**QUOTED PASSAGE**
::::::

Denosumab and bisphosphonates have an established role in preventing SREs in metastatic CRPC.²⁰ The choice of denosumab or a bisphosphonate typically varies based on the indication, possible AEs, and cost of therapy. There are multiple studies involving initiation of these agents at various stages of disease to improve both time to progression as well as management of SREs. There is a lack of evidence that bisphosphonates prevent metastatic-bone lesions in castration-sensitive PC; therefore, prophylactic use of this agent is not recommended in patients unless they have significant bone demineralization.^21,22

Bone Health in Patients

Nonmetastatic Hormone-Sensitive PC

ADT forms the backbone of treatment for patients with local and advanced metastatic castration-sensitive PC along with surgical and focal radiotherapy options. Cancer treatment-induced bone loss is known to occur with prolonged use of ADT. The ZEUS trial found no prevention of bone metastasis in patients with high-risk localized PC with the use of ZA in the absence of bone metastasis. A Kaplan-Meier estimated proportion of bone metastases after a median follow-up of 4.8 years was found to be not statistically significant: 14.7% in the ZA group vs 13.2% in the control/placebo group.²⁹ The STAMPEDE trial showed no significant overall survival (OS) benefit with the addition of ZA to ADT vs ADT alone (HR, 0.94; 95% CI, 0.79-1.11; P = .45), 5-year survival with ADT alone was 55% compared to ADT plus ZA with 57% 5-year survival.³⁰ The RADAR trial showed that at 5 years in high Gleason score patients, use of ZA in the absence of bone metastasis was beneficial, but not in low- or intermediate-risk patients. However, at 10-year analysis there was no significant difference in any of the high-stratified groups with or without ZA.³¹

The PR04 trial showed no effect on OS with clodronate compared with placebo in nonmetastatic castration-sensitive PC, with a HR of 1.12 (95% CI, 0.89-1.42; P = .94). The estimated 5-year survival was 80% with placebo and 78% with clodronate; 10-year survival rates were 51% with placebo and 48% with clodronate.³² Data from the HALT trial showed an increased bone mineral density and reduced risk of new vertebral fractures vs placebo (1.5% vs 3.9%, respectively) in the absence of metastatic bone lesions and a reduction in new vertebral fractures in patients with nonmetastatic PC.³³ Most of these studies showed no benefit with the addition of ZA to nonmetastatic PC; although, the HALT trial provides evidence to support use of denosumab in patients with nonmetastatic PC for preventing vertebral fragility fractures in men receiving ADT.

::::::

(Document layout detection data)
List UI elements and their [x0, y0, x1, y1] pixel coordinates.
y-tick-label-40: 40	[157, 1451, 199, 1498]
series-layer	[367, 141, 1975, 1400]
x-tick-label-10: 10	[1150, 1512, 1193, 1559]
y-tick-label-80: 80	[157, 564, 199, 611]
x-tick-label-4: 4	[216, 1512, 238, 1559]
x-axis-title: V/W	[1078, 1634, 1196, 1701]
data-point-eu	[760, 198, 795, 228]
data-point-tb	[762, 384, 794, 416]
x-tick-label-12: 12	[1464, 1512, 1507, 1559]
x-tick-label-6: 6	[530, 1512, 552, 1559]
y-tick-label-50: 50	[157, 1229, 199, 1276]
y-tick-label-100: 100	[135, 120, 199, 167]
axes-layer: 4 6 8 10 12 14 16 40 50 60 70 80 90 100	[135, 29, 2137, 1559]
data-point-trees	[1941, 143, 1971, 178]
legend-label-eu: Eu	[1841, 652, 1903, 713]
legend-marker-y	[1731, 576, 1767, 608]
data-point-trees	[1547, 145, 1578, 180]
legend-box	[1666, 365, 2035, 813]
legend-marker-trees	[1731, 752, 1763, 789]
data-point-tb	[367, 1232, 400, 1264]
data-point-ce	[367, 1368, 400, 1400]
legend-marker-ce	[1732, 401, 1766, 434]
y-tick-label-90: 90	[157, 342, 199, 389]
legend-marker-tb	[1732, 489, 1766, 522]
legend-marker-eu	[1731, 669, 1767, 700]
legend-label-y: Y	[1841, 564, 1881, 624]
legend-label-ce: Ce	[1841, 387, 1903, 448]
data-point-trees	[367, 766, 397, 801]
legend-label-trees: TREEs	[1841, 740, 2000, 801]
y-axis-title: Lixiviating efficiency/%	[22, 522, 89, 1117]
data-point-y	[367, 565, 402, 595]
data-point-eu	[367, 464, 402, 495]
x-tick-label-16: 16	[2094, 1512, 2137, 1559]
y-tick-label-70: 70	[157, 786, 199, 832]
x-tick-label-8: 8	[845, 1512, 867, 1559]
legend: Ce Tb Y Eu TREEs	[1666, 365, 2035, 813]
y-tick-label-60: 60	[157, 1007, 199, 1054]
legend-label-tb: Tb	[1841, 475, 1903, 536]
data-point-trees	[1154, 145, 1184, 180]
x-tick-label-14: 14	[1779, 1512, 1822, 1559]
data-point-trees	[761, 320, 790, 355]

::::::

Reproduce the passage on bone health in prostate cancer between "The PR04 trial" and "men receiving ADT.", inclusive.

**RESULT**
The PR04 trial showed no effect on OS with clodronate compared with placebo in nonmetastatic castration-sensitive PC, with a HR of 1.12 (95% CI, 0.89-1.42; P = .94). The estimated 5-year survival was 80% with placebo and 78% with clodronate; 10-year survival rates were 51% with placebo and 48% with clodronate.³² Data from the HALT trial showed an increased bone mineral density and reduced risk of new vertebral fractures vs placebo (1.5% vs 3.9%, respectively) in the absence of metastatic bone lesions and a reduction in new vertebral fractures in patients with nonmetastatic PC.³³ Most of these studies showed no benefit with the addition of ZA to nonmetastatic PC; although, the HALT trial provides evidence to support use of denosumab in patients with nonmetastatic PC for preventing vertebral fragility fractures in men receiving ADT.